"""
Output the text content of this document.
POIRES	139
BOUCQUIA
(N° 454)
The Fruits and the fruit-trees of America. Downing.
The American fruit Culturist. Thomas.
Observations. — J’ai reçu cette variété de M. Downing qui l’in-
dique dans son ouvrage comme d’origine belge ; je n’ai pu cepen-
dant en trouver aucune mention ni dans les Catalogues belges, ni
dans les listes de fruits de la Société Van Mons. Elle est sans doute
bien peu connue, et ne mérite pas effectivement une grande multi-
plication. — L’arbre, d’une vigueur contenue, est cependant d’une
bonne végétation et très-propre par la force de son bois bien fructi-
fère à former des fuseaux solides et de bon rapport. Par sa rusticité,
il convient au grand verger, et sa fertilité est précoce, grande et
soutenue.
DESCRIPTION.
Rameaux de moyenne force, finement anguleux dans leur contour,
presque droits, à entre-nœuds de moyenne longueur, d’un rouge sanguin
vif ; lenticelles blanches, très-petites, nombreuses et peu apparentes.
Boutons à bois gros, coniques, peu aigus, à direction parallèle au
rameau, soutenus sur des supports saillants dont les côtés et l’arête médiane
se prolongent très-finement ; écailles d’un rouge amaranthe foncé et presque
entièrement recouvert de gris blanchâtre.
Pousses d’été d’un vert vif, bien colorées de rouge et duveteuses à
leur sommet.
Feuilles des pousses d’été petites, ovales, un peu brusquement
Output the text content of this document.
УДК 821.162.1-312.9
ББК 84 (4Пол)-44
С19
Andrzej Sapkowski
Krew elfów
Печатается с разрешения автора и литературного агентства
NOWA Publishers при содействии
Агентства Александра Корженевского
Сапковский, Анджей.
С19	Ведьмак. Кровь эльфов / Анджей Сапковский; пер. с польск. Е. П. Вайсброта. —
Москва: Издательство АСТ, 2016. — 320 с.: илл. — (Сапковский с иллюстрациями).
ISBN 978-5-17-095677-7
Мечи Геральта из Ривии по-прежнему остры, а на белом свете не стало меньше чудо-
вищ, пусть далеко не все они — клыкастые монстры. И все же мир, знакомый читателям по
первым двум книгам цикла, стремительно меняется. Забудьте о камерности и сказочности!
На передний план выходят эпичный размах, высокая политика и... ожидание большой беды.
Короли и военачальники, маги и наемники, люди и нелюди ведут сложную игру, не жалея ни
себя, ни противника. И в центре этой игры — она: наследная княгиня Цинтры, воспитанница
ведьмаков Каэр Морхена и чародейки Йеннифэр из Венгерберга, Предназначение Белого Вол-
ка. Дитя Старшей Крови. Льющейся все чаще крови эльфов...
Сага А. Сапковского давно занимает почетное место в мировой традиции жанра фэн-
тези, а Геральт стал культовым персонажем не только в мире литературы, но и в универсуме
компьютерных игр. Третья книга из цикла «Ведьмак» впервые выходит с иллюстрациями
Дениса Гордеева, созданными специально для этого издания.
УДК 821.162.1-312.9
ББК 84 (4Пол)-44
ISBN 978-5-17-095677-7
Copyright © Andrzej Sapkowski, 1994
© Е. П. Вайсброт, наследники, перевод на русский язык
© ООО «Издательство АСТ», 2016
"""
▶ DESCRIPTION OF THE TASK
Copy all lines in the listing above where the string "Downing" appears.

▶ ANSWER TO THIS EXERCISE
The Fruits and the fruit-trees of America. Downing.
Observations. — J’ai reçu cette variété de M. Downing qui l’in-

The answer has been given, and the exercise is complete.